What you are asked to do =
In the data below, find every line that has the string "name", and copy it.

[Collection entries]
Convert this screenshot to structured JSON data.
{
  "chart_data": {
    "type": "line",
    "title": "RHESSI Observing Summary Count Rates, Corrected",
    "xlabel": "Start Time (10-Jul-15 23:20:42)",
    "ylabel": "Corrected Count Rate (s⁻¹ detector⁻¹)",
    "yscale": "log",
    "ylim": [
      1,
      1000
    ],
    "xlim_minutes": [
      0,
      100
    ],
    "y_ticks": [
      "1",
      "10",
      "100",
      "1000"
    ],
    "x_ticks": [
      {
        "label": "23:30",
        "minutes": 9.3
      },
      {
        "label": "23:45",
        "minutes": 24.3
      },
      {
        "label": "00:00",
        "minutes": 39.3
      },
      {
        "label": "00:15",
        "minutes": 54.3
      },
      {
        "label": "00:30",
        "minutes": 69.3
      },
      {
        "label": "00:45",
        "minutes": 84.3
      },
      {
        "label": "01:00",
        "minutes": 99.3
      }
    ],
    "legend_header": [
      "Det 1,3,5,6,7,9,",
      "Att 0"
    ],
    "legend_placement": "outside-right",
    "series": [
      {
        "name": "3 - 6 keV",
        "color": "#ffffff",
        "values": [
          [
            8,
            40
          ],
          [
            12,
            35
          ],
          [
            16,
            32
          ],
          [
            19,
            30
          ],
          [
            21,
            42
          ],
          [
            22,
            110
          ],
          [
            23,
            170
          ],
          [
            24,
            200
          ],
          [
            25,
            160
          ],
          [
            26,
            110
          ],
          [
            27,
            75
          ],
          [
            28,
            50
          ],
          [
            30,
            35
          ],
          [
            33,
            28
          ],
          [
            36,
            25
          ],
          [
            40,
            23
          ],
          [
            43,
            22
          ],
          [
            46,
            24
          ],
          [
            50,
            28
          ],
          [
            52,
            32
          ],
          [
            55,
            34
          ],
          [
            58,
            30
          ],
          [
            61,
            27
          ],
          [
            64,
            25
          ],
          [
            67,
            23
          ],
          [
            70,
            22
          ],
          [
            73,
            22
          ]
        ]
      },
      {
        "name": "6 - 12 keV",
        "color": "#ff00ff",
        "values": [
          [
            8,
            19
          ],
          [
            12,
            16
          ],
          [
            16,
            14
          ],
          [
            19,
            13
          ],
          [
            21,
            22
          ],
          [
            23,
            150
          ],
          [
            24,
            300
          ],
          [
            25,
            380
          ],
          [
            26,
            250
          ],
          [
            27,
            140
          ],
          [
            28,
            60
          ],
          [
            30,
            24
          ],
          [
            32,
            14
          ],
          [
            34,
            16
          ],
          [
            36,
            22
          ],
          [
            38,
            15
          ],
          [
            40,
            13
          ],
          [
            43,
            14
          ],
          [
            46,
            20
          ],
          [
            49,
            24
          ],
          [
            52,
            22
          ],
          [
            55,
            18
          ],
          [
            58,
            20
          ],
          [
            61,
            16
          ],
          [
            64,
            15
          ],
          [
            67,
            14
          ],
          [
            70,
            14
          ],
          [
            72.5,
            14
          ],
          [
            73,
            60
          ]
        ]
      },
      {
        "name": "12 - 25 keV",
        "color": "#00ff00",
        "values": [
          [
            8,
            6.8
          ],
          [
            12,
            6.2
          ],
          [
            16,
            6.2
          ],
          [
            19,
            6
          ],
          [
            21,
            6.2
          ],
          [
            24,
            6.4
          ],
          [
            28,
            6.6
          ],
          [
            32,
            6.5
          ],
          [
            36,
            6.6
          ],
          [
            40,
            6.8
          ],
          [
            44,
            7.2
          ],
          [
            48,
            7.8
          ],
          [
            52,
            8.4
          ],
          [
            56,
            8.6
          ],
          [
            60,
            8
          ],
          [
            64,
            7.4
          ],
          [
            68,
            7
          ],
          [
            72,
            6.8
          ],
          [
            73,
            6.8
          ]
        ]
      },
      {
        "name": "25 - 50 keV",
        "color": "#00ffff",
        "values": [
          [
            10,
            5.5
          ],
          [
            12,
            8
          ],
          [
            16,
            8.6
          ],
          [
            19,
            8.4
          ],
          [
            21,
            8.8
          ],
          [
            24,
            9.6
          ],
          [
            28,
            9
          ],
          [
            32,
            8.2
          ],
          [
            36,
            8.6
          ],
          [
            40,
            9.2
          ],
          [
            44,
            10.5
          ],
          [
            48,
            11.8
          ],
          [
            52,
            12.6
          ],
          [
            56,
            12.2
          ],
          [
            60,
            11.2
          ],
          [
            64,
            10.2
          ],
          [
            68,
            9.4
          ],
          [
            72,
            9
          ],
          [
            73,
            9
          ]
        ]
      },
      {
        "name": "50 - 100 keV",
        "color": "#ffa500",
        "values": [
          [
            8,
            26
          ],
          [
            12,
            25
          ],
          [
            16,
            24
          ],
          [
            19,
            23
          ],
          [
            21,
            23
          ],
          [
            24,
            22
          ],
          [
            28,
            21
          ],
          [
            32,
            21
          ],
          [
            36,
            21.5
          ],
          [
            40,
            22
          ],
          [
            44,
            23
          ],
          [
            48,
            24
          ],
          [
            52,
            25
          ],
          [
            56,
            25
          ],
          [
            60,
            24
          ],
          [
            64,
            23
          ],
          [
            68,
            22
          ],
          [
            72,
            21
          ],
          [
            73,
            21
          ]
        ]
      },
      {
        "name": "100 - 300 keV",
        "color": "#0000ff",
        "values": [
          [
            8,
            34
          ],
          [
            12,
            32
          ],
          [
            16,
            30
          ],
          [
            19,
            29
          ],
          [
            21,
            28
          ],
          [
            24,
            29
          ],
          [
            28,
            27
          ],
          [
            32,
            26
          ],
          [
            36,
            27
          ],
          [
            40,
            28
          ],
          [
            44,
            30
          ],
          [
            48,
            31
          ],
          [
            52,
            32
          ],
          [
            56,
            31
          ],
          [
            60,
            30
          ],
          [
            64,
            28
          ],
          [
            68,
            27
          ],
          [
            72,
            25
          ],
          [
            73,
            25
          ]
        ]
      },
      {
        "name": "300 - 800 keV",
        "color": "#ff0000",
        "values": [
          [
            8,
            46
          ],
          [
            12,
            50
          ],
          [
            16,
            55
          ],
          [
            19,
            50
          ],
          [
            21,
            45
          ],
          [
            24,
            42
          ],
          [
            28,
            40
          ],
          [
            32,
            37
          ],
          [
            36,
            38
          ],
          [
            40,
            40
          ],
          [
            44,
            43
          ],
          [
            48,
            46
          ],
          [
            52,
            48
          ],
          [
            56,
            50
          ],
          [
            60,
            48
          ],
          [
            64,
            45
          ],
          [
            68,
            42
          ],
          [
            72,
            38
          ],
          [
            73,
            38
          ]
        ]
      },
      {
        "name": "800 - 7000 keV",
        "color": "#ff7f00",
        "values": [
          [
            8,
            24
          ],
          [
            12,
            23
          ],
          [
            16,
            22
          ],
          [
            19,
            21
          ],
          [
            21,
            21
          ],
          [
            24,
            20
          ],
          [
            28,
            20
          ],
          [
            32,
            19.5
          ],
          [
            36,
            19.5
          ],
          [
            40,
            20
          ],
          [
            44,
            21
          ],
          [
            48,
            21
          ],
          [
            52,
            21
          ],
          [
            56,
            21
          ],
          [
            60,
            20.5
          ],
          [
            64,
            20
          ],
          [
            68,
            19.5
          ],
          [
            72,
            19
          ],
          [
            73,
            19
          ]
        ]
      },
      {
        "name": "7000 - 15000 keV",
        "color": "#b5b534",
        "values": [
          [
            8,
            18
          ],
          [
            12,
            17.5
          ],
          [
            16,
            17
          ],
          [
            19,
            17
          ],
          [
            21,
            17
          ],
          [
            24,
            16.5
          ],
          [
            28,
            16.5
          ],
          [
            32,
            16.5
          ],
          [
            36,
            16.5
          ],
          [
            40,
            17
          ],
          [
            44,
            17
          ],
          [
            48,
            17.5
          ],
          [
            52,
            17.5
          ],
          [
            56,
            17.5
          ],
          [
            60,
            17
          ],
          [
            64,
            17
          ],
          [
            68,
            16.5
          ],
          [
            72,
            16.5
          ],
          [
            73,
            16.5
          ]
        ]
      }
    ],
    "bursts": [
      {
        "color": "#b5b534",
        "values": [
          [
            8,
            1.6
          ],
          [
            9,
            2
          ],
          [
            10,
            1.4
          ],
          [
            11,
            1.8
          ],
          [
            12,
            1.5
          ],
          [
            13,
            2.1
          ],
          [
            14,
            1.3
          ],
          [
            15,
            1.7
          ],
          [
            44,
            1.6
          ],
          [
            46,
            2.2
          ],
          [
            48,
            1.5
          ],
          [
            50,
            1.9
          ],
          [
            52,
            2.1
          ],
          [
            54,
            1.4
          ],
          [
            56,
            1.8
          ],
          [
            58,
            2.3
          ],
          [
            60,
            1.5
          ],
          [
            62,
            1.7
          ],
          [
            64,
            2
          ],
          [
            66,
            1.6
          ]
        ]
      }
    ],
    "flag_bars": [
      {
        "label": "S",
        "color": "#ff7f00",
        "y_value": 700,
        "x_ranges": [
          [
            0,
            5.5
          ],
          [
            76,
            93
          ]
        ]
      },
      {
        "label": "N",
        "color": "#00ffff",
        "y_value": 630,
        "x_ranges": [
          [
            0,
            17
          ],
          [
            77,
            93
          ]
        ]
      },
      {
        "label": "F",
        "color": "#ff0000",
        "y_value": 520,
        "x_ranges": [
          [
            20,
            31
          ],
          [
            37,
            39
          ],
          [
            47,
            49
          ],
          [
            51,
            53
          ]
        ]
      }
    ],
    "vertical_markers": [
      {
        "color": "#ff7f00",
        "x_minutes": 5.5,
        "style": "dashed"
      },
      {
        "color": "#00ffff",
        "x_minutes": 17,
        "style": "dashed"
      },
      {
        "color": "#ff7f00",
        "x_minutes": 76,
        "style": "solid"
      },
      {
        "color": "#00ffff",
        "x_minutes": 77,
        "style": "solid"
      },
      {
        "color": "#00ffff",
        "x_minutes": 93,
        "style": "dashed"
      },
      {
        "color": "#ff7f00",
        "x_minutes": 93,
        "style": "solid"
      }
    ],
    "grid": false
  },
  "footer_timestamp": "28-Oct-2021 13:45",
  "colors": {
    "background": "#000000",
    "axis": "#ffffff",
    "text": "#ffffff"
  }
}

Task solution =
        "name": "3 - 6 keV",
        "name": "6 - 12 keV",
        "name": "12 - 25 keV",
        "name": "25 - 50 keV",
        "name": "50 - 100 keV",
        "name": "100 - 300 keV",
        "name": "300 - 800 keV",
        "name": "800 - 7000 keV",
        "name": "7000 - 15000 keV",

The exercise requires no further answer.